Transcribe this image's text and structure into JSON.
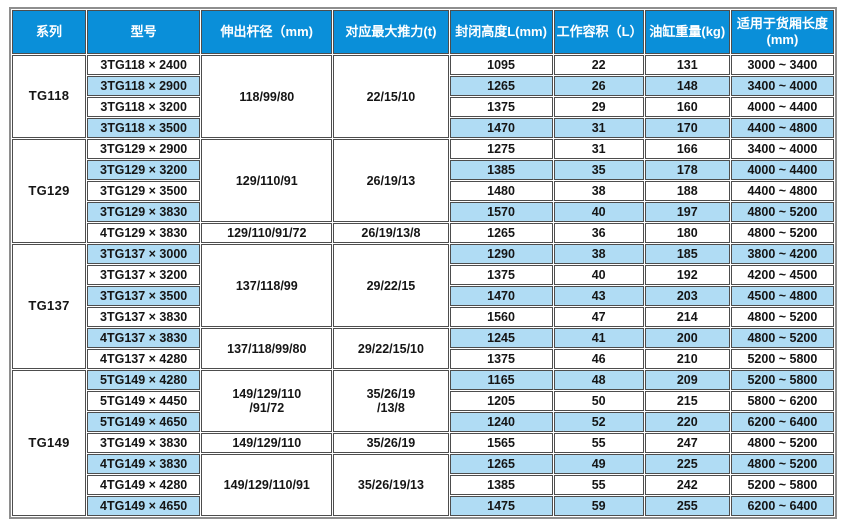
{
  "colors": {
    "header_bg": "#0a8fd9",
    "stripe_bg": "#b0dcf4",
    "cell_border": "#4d4d4d",
    "outer_border": "#8e8e8e",
    "header_text": "#ffffff",
    "body_text": "#151515"
  },
  "table": {
    "headers": [
      "系列",
      "型号",
      "伸出杆径（mm)",
      "对应最大推力(t)",
      "封闭高度L(mm)",
      "工作容积（L）",
      "油缸重量(kg)",
      "适用于货厢长度\n(mm)"
    ],
    "groups": [
      {
        "series": "TG118",
        "rows": [
          {
            "model": "3TG118 × 2400",
            "rod": "118/99/80",
            "rod_rows": 4,
            "thrust": "22/15/10",
            "thrust_rows": 4,
            "closed_height": "1095",
            "volume": "22",
            "weight": "131",
            "box_length": "3000 ~ 3400",
            "shaded": false
          },
          {
            "model": "3TG118 × 2900",
            "closed_height": "1265",
            "volume": "26",
            "weight": "148",
            "box_length": "3400 ~ 4000",
            "shaded": true
          },
          {
            "model": "3TG118 × 3200",
            "closed_height": "1375",
            "volume": "29",
            "weight": "160",
            "box_length": "4000 ~ 4400",
            "shaded": false
          },
          {
            "model": "3TG118 × 3500",
            "closed_height": "1470",
            "volume": "31",
            "weight": "170",
            "box_length": "4400 ~ 4800",
            "shaded": true
          }
        ]
      },
      {
        "series": "TG129",
        "rows": [
          {
            "model": "3TG129 × 2900",
            "rod": "129/110/91",
            "rod_rows": 4,
            "thrust": "26/19/13",
            "thrust_rows": 4,
            "closed_height": "1275",
            "volume": "31",
            "weight": "166",
            "box_length": "3400 ~ 4000",
            "shaded": false
          },
          {
            "model": "3TG129 × 3200",
            "closed_height": "1385",
            "volume": "35",
            "weight": "178",
            "box_length": "4000 ~ 4400",
            "shaded": true
          },
          {
            "model": "3TG129 × 3500",
            "closed_height": "1480",
            "volume": "38",
            "weight": "188",
            "box_length": "4400 ~ 4800",
            "shaded": false
          },
          {
            "model": "3TG129 × 3830",
            "closed_height": "1570",
            "volume": "40",
            "weight": "197",
            "box_length": "4800 ~ 5200",
            "shaded": true
          },
          {
            "model": "4TG129 × 3830",
            "rod": "129/110/91/72",
            "rod_rows": 1,
            "thrust": "26/19/13/8",
            "thrust_rows": 1,
            "closed_height": "1265",
            "volume": "36",
            "weight": "180",
            "box_length": "4800 ~ 5200",
            "shaded": false
          }
        ]
      },
      {
        "series": "TG137",
        "rows": [
          {
            "model": "3TG137 × 3000",
            "rod": "137/118/99",
            "rod_rows": 4,
            "thrust": "29/22/15",
            "thrust_rows": 4,
            "closed_height": "1290",
            "volume": "38",
            "weight": "185",
            "box_length": "3800 ~ 4200",
            "shaded": true
          },
          {
            "model": "3TG137 × 3200",
            "closed_height": "1375",
            "volume": "40",
            "weight": "192",
            "box_length": "4200 ~ 4500",
            "shaded": false
          },
          {
            "model": "3TG137 × 3500",
            "closed_height": "1470",
            "volume": "43",
            "weight": "203",
            "box_length": "4500 ~ 4800",
            "shaded": true
          },
          {
            "model": "3TG137 × 3830",
            "closed_height": "1560",
            "volume": "47",
            "weight": "214",
            "box_length": "4800 ~ 5200",
            "shaded": false
          },
          {
            "model": "4TG137 × 3830",
            "rod": "137/118/99/80",
            "rod_rows": 2,
            "thrust": "29/22/15/10",
            "thrust_rows": 2,
            "closed_height": "1245",
            "volume": "41",
            "weight": "200",
            "box_length": "4800 ~ 5200",
            "shaded": true
          },
          {
            "model": "4TG137 × 4280",
            "closed_height": "1375",
            "volume": "46",
            "weight": "210",
            "box_length": "5200 ~ 5800",
            "shaded": false
          }
        ]
      },
      {
        "series": "TG149",
        "rows": [
          {
            "model": "5TG149 × 4280",
            "rod": "149/129/110\n/91/72",
            "rod_rows": 3,
            "thrust": "35/26/19\n/13/8",
            "thrust_rows": 3,
            "closed_height": "1165",
            "volume": "48",
            "weight": "209",
            "box_length": "5200 ~ 5800",
            "shaded": true
          },
          {
            "model": "5TG149 × 4450",
            "closed_height": "1205",
            "volume": "50",
            "weight": "215",
            "box_length": "5800 ~ 6200",
            "shaded": false
          },
          {
            "model": "5TG149 × 4650",
            "closed_height": "1240",
            "volume": "52",
            "weight": "220",
            "box_length": "6200 ~ 6400",
            "shaded": true
          },
          {
            "model": "3TG149 × 3830",
            "rod": "149/129/110",
            "rod_rows": 1,
            "thrust": "35/26/19",
            "thrust_rows": 1,
            "closed_height": "1565",
            "volume": "55",
            "weight": "247",
            "box_length": "4800 ~ 5200",
            "shaded": false
          },
          {
            "model": "4TG149 × 3830",
            "rod": "149/129/110/91",
            "rod_rows": 3,
            "thrust": "35/26/19/13",
            "thrust_rows": 3,
            "closed_height": "1265",
            "volume": "49",
            "weight": "225",
            "box_length": "4800 ~ 5200",
            "shaded": true
          },
          {
            "model": "4TG149 × 4280",
            "closed_height": "1385",
            "volume": "55",
            "weight": "242",
            "box_length": "5200 ~ 5800",
            "shaded": false
          },
          {
            "model": "4TG149 × 4650",
            "closed_height": "1475",
            "volume": "59",
            "weight": "255",
            "box_length": "6200 ~ 6400",
            "shaded": true
          }
        ]
      }
    ]
  }
}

_____

Problem description: Copy out each line of the listing that holds "series".

Correct result:
        "series": "TG118",
        "series": "TG129",
        "series": "TG137",
        "series": "TG149",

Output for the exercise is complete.